━━━ Data provided ━━━

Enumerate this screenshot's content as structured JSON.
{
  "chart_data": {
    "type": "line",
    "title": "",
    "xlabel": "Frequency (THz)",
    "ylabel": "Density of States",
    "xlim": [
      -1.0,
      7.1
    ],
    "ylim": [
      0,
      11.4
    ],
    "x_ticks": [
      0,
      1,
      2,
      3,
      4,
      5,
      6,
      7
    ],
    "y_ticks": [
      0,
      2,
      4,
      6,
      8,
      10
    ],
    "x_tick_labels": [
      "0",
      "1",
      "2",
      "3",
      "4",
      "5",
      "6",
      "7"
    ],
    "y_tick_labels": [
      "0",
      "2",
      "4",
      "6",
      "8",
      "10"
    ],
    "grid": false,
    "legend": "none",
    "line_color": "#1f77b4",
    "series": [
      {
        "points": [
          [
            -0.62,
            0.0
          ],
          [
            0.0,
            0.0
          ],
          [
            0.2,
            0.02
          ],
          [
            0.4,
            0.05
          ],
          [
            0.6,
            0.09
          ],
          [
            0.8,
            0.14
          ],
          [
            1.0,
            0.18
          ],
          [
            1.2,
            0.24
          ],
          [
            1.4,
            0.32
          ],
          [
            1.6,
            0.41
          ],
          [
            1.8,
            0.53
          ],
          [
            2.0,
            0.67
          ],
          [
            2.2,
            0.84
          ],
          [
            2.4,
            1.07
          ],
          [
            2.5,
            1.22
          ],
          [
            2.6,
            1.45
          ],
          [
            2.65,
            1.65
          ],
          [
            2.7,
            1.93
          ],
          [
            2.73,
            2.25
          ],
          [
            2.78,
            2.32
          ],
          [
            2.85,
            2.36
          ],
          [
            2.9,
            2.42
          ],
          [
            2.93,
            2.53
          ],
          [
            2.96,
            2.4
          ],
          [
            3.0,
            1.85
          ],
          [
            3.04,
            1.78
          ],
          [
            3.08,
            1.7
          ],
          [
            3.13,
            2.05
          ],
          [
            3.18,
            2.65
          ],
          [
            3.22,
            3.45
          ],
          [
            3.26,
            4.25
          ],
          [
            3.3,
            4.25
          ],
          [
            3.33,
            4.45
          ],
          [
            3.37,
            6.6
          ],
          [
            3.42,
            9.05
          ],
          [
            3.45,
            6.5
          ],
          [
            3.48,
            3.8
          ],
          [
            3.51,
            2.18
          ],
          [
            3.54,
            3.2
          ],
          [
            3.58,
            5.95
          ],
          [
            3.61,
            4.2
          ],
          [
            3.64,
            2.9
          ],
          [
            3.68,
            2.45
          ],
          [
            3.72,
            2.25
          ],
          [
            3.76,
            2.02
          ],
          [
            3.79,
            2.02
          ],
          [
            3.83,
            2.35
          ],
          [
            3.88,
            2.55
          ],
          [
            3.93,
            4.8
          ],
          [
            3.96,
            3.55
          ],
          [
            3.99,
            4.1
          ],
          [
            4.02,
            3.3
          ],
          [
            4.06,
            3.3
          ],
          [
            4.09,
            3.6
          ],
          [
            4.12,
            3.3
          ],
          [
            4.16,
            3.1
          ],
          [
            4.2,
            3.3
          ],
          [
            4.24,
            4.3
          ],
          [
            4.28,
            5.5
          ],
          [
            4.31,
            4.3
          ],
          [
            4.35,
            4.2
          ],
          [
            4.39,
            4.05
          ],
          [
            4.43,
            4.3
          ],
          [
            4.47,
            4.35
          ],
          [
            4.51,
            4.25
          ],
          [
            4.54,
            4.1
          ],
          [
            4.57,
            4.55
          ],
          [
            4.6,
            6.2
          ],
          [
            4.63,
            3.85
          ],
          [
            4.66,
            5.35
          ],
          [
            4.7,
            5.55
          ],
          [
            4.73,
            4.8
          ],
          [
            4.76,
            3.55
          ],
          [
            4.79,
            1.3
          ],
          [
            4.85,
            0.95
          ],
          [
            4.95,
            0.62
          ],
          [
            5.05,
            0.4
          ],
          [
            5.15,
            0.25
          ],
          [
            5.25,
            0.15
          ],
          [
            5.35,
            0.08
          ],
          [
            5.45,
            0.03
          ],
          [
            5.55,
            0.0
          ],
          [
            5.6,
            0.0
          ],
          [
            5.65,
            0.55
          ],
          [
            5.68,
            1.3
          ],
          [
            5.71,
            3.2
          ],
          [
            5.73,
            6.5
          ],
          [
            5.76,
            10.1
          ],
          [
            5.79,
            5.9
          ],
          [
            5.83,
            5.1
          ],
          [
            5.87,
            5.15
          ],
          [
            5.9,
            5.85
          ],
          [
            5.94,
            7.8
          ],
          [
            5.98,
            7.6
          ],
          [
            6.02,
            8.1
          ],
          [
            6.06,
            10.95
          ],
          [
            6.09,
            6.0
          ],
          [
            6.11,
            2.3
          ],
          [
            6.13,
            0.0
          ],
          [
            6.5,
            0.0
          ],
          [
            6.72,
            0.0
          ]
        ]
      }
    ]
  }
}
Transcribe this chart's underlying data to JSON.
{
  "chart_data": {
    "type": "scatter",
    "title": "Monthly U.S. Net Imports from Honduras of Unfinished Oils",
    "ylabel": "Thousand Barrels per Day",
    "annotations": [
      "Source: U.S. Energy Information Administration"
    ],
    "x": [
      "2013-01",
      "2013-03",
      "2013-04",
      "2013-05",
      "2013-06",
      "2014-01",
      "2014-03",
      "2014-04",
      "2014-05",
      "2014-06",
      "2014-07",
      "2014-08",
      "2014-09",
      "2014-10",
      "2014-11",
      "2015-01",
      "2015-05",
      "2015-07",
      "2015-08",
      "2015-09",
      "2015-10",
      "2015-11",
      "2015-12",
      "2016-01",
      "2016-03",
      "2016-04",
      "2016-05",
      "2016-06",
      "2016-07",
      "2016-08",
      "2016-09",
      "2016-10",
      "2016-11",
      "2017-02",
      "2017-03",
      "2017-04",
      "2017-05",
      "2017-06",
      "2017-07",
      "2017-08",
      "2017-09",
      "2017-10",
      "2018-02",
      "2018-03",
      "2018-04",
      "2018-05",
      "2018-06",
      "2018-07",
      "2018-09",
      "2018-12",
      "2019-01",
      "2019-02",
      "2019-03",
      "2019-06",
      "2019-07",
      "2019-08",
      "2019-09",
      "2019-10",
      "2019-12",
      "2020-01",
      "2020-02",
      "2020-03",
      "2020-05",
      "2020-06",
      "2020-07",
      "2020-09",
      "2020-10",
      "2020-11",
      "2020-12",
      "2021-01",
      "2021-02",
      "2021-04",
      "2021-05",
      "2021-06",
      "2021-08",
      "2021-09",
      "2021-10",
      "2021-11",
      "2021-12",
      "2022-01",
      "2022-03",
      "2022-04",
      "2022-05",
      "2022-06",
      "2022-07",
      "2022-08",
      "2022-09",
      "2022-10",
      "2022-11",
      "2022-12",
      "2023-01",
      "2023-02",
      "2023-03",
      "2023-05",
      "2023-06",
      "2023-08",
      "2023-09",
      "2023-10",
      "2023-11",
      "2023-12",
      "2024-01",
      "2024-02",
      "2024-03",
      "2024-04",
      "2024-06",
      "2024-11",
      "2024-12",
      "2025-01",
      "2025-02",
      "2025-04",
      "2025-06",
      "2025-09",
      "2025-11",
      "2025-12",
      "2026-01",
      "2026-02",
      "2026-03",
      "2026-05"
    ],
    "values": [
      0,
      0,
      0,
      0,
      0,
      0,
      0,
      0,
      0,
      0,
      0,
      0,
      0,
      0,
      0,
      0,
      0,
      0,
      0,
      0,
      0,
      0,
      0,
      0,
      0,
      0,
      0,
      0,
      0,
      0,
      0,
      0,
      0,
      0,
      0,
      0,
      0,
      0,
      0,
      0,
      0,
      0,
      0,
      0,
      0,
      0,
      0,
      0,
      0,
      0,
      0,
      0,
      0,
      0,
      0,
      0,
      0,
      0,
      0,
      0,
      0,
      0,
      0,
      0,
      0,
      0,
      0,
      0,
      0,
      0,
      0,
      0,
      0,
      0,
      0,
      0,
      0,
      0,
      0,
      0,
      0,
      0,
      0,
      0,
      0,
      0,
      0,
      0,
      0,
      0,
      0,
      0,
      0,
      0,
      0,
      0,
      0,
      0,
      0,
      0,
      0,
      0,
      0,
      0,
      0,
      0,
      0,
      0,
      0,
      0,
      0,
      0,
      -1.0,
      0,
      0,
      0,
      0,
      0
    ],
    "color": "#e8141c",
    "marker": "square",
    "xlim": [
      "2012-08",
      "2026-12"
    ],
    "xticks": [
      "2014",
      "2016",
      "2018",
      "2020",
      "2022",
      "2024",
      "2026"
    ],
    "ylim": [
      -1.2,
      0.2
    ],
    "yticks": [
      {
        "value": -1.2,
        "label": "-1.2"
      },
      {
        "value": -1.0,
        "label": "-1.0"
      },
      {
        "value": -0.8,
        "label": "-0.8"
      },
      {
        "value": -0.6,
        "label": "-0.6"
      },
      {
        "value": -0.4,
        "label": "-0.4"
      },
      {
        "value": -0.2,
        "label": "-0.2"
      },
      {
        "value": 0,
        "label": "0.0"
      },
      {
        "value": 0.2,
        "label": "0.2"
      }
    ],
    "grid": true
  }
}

━━━

* Directions *
Pick out all lines from the data above in which the word "ylabel" appears.

* Result of this task *
    "ylabel": "Density of States",
    "ylabel": "Thousand Barrels per Day",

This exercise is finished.